### What is needed
Below are the records; copy each line in them that holds the word "this".

Entries from a dataset:
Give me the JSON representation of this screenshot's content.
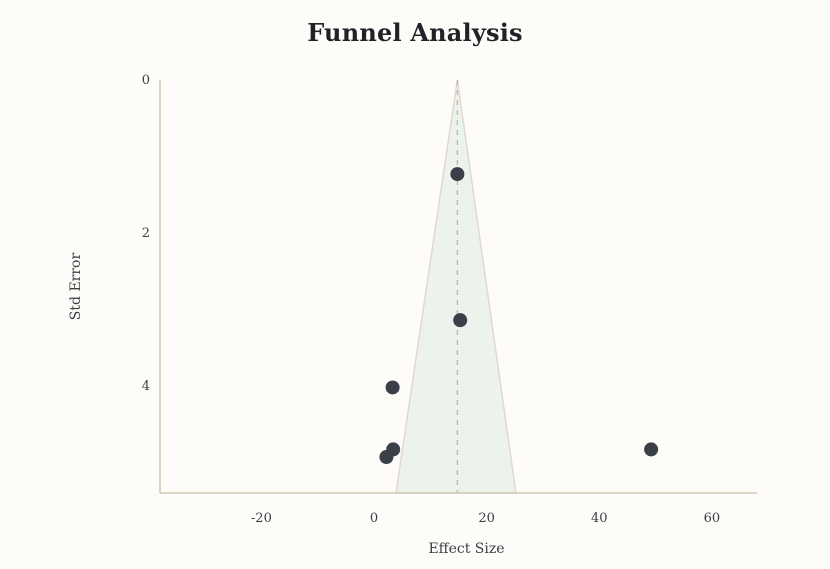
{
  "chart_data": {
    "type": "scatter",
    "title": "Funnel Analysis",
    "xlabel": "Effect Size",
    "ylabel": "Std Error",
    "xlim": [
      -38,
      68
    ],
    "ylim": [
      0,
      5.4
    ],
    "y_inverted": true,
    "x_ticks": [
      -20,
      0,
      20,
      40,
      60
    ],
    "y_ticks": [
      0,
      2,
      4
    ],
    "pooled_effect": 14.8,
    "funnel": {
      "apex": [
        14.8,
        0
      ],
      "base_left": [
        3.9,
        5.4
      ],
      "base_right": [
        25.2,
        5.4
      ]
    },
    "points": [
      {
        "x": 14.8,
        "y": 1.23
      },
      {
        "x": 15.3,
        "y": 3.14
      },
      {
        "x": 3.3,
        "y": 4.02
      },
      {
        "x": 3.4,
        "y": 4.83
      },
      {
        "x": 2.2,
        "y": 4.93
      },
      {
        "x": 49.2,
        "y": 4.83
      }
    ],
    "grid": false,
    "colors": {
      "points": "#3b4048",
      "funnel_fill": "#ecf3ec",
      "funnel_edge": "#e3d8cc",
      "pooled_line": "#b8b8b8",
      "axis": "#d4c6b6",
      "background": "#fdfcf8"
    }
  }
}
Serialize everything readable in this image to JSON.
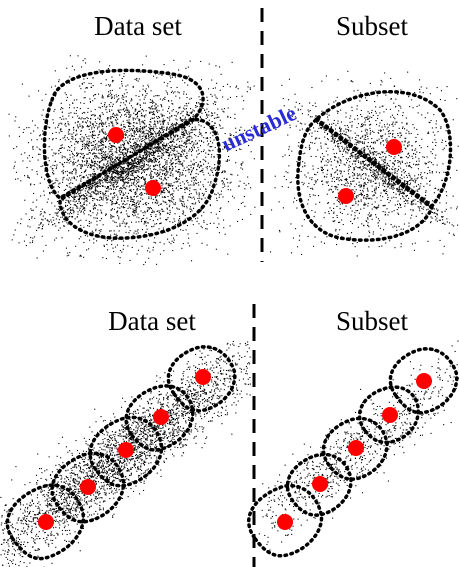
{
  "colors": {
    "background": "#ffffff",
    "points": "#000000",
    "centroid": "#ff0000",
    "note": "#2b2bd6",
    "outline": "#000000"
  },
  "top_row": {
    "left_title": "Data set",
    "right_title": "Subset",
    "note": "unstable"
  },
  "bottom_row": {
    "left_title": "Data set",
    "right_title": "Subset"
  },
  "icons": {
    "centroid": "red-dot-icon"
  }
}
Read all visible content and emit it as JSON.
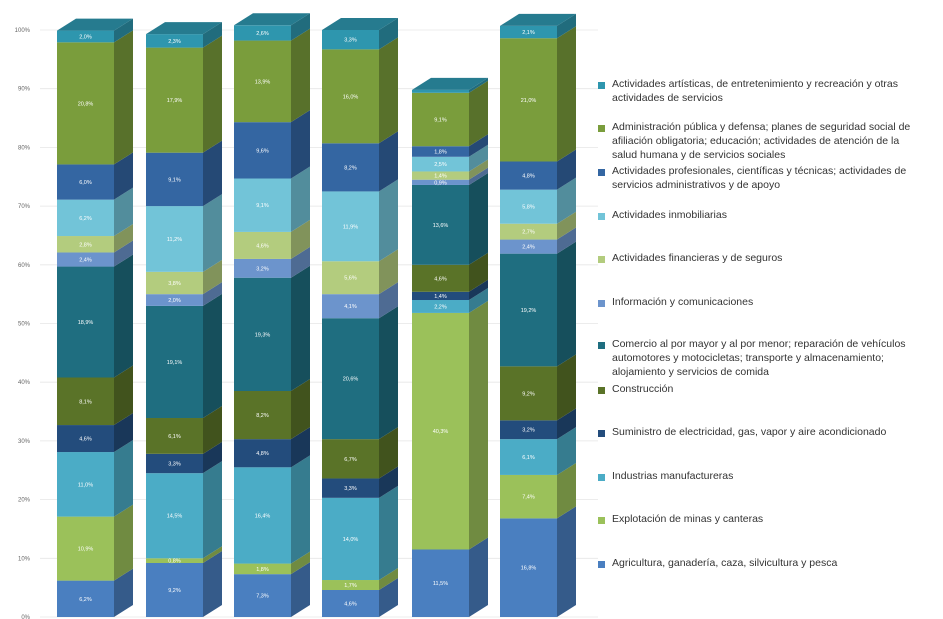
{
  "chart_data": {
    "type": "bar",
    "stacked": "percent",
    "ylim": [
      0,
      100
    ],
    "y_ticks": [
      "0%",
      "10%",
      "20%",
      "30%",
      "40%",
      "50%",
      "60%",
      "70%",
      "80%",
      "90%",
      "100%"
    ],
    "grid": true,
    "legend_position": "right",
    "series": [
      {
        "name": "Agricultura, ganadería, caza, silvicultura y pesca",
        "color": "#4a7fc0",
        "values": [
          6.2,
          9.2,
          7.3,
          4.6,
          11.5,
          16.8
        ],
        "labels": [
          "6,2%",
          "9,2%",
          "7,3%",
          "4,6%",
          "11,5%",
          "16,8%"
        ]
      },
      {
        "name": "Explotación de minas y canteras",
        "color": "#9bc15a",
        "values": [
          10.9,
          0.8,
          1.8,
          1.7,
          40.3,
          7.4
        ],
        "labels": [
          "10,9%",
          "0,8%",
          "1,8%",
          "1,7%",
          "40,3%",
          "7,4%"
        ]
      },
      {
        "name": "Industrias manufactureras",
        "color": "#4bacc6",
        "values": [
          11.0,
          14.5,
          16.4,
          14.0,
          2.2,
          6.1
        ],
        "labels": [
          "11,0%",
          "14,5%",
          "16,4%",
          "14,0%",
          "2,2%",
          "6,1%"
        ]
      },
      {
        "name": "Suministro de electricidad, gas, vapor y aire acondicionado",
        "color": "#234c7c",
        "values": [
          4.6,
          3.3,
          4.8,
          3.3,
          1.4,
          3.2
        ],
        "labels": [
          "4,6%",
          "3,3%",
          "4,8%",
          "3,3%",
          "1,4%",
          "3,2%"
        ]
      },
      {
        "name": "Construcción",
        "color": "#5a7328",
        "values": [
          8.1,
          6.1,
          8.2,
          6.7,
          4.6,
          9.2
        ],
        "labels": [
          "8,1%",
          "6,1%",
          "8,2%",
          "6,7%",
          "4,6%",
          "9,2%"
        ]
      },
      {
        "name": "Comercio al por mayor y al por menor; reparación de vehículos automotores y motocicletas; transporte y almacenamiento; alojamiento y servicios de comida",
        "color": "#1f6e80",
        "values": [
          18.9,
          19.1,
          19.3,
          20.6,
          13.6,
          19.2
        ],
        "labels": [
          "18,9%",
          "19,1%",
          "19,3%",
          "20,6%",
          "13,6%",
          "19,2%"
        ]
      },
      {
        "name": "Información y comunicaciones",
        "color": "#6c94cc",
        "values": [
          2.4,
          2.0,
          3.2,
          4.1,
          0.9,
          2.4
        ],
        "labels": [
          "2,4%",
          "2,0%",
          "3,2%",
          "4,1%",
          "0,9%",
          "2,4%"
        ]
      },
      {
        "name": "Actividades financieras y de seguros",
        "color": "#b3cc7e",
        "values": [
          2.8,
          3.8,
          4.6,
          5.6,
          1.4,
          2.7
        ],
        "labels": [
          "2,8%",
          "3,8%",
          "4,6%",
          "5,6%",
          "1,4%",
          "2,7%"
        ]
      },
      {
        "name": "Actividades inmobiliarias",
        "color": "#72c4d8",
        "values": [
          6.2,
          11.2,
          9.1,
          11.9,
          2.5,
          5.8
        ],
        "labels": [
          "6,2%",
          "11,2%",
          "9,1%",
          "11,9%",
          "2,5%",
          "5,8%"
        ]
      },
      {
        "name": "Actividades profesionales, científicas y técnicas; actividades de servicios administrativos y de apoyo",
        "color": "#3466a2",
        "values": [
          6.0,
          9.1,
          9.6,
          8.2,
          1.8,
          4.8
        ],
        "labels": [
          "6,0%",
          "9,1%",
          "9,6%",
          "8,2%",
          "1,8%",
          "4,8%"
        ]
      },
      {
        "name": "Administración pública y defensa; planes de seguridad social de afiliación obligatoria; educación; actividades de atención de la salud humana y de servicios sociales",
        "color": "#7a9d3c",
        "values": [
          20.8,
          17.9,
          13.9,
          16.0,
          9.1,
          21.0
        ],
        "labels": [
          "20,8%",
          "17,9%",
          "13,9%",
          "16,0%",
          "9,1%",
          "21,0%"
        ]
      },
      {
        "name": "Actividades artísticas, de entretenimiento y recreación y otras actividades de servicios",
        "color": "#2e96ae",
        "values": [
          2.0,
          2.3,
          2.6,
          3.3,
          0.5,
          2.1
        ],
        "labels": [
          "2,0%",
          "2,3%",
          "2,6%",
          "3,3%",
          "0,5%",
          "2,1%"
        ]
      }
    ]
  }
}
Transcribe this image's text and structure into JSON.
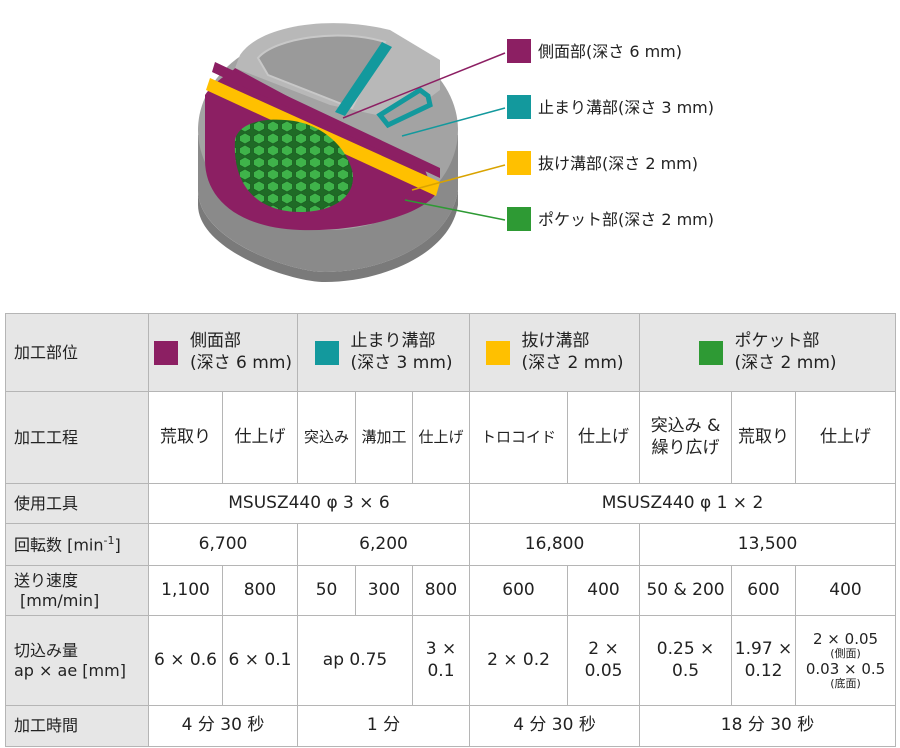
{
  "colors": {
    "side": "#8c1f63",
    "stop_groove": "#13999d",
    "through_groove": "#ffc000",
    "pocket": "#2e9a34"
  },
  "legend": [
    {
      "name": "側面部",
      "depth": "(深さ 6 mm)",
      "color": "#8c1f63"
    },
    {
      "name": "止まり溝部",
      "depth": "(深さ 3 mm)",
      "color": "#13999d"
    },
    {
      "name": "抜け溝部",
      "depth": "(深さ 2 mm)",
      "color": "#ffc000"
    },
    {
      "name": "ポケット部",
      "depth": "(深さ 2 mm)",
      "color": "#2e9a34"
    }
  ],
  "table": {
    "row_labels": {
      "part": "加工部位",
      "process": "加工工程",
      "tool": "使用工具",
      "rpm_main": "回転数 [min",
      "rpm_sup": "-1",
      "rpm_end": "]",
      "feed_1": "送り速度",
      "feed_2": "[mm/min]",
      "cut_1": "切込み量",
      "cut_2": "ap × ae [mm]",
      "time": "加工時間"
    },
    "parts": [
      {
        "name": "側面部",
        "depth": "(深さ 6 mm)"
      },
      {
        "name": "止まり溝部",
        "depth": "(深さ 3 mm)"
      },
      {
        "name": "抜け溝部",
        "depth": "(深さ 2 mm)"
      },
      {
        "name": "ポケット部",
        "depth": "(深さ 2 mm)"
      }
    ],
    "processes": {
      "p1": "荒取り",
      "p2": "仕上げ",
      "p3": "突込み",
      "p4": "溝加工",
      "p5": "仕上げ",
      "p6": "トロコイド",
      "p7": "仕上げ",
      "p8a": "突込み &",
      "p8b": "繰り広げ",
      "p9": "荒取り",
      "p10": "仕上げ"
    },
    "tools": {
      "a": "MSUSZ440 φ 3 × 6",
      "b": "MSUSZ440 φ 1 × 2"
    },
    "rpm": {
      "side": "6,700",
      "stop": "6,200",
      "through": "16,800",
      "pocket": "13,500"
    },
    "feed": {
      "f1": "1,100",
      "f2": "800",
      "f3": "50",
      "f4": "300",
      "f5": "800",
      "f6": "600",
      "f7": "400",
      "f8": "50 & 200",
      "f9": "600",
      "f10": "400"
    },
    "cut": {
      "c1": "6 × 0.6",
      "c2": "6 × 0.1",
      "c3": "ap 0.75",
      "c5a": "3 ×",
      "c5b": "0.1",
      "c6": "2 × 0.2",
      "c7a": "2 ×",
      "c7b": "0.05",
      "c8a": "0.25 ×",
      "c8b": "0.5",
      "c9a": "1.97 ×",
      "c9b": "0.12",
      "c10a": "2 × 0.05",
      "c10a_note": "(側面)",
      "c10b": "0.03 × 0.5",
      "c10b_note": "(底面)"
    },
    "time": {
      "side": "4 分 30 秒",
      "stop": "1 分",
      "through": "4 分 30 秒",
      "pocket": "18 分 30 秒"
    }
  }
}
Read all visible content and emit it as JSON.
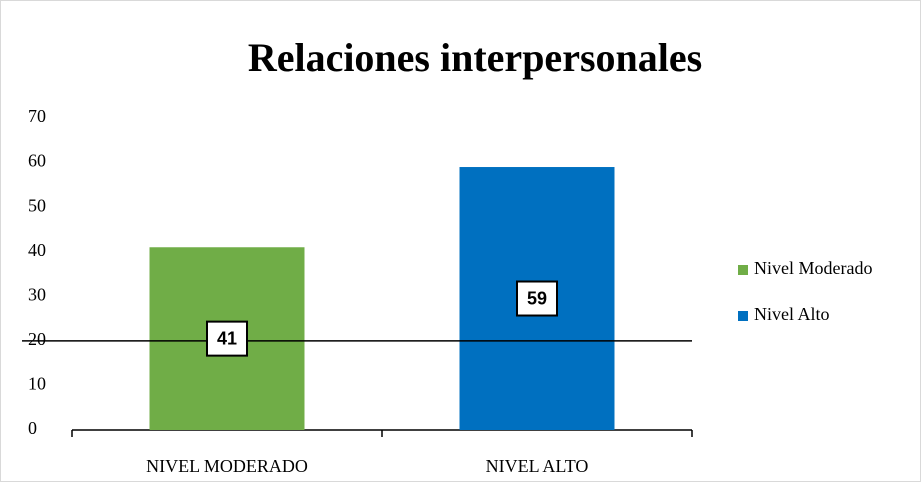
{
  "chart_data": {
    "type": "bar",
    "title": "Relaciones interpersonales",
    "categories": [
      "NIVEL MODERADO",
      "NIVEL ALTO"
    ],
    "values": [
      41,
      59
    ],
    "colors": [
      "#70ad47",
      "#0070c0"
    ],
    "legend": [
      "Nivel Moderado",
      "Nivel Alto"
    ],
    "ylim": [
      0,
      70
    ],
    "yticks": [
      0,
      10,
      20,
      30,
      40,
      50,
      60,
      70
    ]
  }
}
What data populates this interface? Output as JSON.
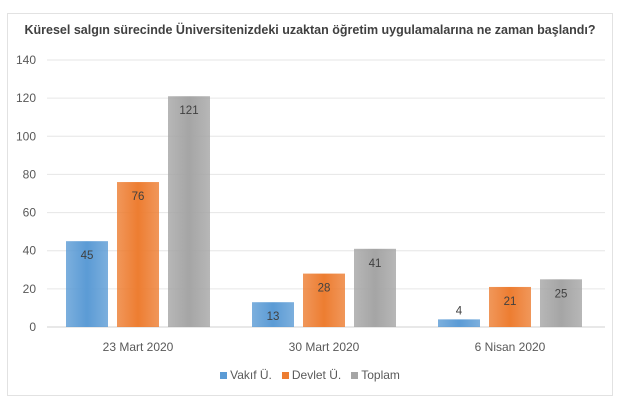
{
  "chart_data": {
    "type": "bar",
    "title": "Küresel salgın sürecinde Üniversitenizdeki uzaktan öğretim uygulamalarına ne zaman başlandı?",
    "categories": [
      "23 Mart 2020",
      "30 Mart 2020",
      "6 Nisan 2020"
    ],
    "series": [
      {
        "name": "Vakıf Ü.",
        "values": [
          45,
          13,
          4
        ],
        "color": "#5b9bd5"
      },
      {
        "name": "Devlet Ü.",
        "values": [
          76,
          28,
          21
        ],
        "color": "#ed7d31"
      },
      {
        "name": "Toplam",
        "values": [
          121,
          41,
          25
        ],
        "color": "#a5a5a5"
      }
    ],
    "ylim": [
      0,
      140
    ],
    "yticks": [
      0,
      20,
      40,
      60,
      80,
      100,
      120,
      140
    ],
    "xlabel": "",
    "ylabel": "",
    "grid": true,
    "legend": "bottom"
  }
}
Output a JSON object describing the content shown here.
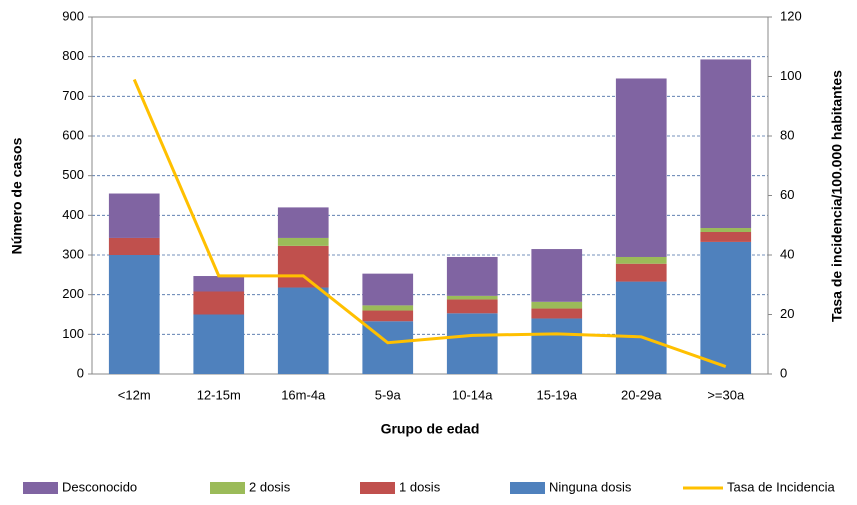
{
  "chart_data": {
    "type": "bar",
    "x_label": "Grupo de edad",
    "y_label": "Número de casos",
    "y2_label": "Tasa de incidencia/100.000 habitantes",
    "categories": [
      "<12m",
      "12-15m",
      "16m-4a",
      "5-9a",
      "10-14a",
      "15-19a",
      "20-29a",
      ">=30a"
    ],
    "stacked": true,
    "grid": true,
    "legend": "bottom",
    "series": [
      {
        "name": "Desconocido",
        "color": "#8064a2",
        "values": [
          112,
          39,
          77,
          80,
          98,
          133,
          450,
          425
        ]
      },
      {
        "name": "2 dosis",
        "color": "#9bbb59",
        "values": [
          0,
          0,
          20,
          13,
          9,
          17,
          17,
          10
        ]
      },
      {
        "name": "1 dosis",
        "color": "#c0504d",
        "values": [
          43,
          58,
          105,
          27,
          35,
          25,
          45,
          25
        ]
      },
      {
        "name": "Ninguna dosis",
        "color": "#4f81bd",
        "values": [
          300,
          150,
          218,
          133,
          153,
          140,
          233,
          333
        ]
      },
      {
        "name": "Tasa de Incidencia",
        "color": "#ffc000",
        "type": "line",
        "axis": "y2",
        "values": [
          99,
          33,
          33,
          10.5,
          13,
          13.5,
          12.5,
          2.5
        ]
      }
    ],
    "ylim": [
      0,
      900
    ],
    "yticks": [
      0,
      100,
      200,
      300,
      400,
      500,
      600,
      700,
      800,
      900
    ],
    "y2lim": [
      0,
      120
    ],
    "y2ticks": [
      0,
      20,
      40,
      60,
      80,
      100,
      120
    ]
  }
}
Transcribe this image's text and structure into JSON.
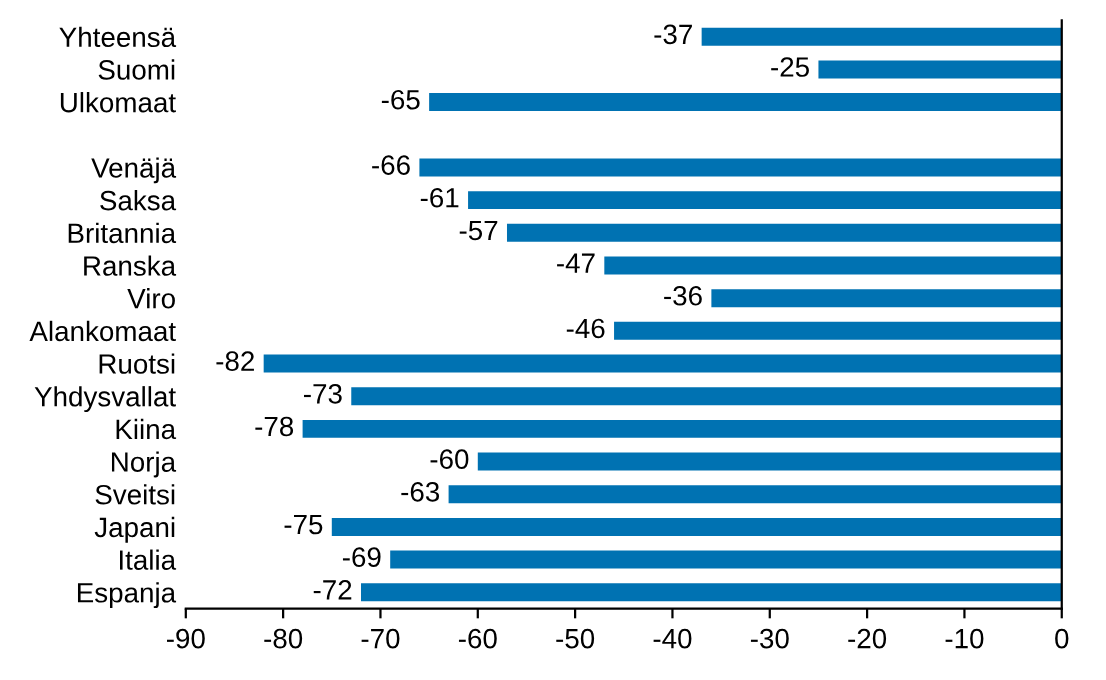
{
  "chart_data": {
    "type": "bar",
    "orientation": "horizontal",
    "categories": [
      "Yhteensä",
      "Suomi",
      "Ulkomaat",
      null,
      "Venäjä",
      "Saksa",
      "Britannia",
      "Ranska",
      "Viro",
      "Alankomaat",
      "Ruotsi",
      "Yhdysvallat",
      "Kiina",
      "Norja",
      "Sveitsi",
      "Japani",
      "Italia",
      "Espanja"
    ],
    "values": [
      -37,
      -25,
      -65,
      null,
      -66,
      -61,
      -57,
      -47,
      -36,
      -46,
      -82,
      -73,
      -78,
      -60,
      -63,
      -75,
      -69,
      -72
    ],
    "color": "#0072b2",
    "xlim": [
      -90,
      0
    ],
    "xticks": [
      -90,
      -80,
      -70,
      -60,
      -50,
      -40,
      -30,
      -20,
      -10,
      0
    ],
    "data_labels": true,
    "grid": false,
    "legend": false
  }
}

### Problem solution
Give me the JSON representation of this screenshot's content.
Serialize everything readable in this image to JSON.
Transcribe this image's text and structure into JSON.
What data populates this interface? Output as JSON.
Transcribe this image's text and structure into JSON.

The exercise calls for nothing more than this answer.